Excerpt from a data file:
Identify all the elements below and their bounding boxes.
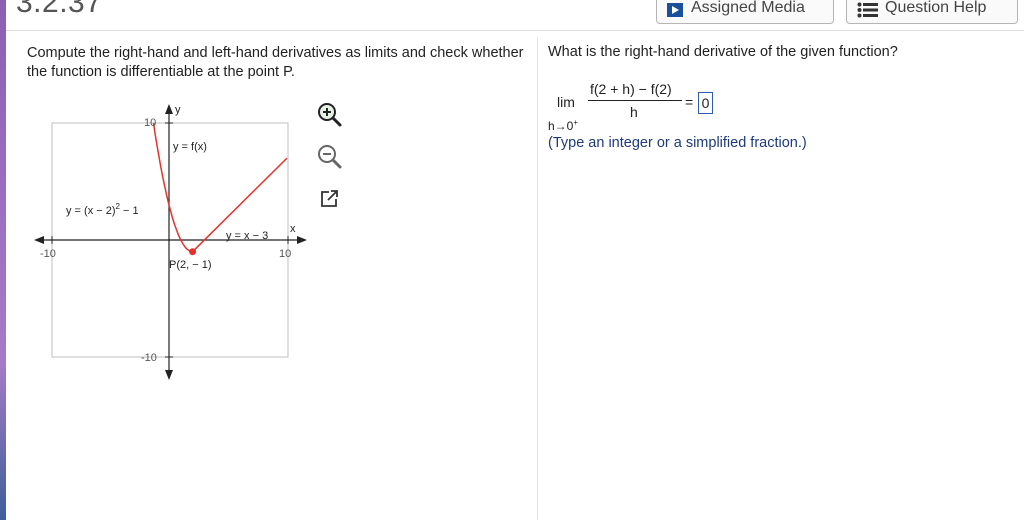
zoom-out-icon: [318, 145, 342, 169]
right-piece-label: y = x − 3: [226, 230, 268, 242]
play-icon: [667, 3, 683, 17]
fraction-numerator: f(2 + h) − f(2): [590, 81, 672, 97]
tick-label-pos-x: 10: [279, 248, 291, 260]
answer-input[interactable]: 0: [698, 92, 713, 114]
equals-sign: =: [685, 94, 694, 110]
function-graph: y x 10 -10 -10 10 y = f(x) y = (x − 2)2 …: [26, 98, 316, 388]
fraction-bar: [588, 100, 682, 101]
tick-label-neg-y: -10: [141, 352, 157, 364]
y-axis-label: y: [175, 104, 181, 116]
question-help-label: Question Help: [885, 0, 987, 16]
popout-button[interactable]: [314, 184, 344, 214]
header-divider: [6, 30, 1024, 31]
assigned-media-button[interactable]: Assigned Media: [656, 0, 834, 24]
point-p-marker: [189, 248, 197, 256]
x-axis-left-arrow: [34, 236, 44, 244]
limit-formula: lim h→0+ f(2 + h) − f(2) h = 0: [548, 80, 748, 135]
lim-subscript: h→0+: [548, 118, 579, 133]
left-accent-strip: [0, 0, 6, 520]
panel-divider: [537, 38, 538, 520]
zoom-out-button[interactable]: [314, 141, 344, 171]
x-axis-right-arrow: [297, 236, 307, 244]
point-label: P(2, − 1): [169, 259, 212, 271]
question-help-button[interactable]: Question Help: [846, 0, 1018, 24]
question-text: Compute the right-hand and left-hand der…: [27, 45, 524, 80]
zoom-in-button[interactable]: [314, 99, 344, 129]
tick-label-neg-x: -10: [40, 248, 56, 260]
popout-icon: [321, 190, 338, 207]
header: 3.2.37 Assigned Media Question Help: [6, 0, 1024, 30]
problem-number: 3.2.37: [16, 0, 103, 19]
answer-hint: (Type an integer or a simplified fractio…: [548, 135, 807, 151]
function-label: y = f(x): [173, 141, 207, 153]
y-axis-down-arrow: [165, 370, 173, 380]
assigned-media-label: Assigned Media: [691, 0, 805, 16]
list-icon: [857, 2, 878, 18]
y-axis-up-arrow: [165, 104, 173, 114]
fraction-denominator: h: [630, 104, 638, 120]
zoom-in-icon: [318, 103, 342, 127]
tick-label-pos-y: 10: [144, 117, 156, 129]
x-axis-label: x: [290, 223, 296, 235]
right-question-text: What is the right-hand derivative of the…: [548, 44, 898, 60]
lim-label: lim: [557, 94, 575, 110]
left-piece-label: y = (x − 2)2 − 1: [66, 202, 139, 217]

▶ EXERCISE:
Present the lines of the material from the line containing "zoom-out-icon: [318, 145, 342, 169]" to the line containing "x-axis-left-arrow: [34, 236, 44, 244]", both included, as a Markdown table with the columns Row and Line, omitting any blank lines.

▶ SOLUTION TO THIS EXERCISE:
| Row | Line |
|---|---|
| 1 | zoom-out-icon: [318, 145, 342, 169] |
| 2 | right-piece-label: y = x − 3: [226, 230, 268, 242] |
| 3 | play-icon: [667, 3, 683, 17] |
| 4 | fraction-numerator: f(2 + h) − f(2): [590, 81, 672, 97] |
| 5 | tick-label-pos-x: 10: [279, 248, 291, 260] |
| 6 | answer-input[interactable]: 0: [698, 92, 713, 114] |
| 7 | equals-sign: =: [685, 94, 694, 110] |
| 8 | function-graph: y x 10 -10 -10 10 y = f(x) y = (x − 2)2 …: [26, 98, 316, 388] |
| 9 | fraction-bar: [588, 100, 682, 101] |
| 10 | tick-label-neg-y: -10: [141, 352, 157, 364] |
| 11 | y-axis-label: y: [175, 104, 181, 116] |
| 12 | question-help-label: Question Help: [885, 0, 987, 16] |
| 13 | popout-button[interactable]: [314, 184, 344, 214] |
| 14 | header-divider: [6, 30, 1024, 31] |
| 15 | assigned-media-button[interactable]: Assigned Media: [656, 0, 834, 24] |
| 16 | point-p-marker: [189, 248, 197, 256] |
| 17 | x-axis-left-arrow: [34, 236, 44, 244] |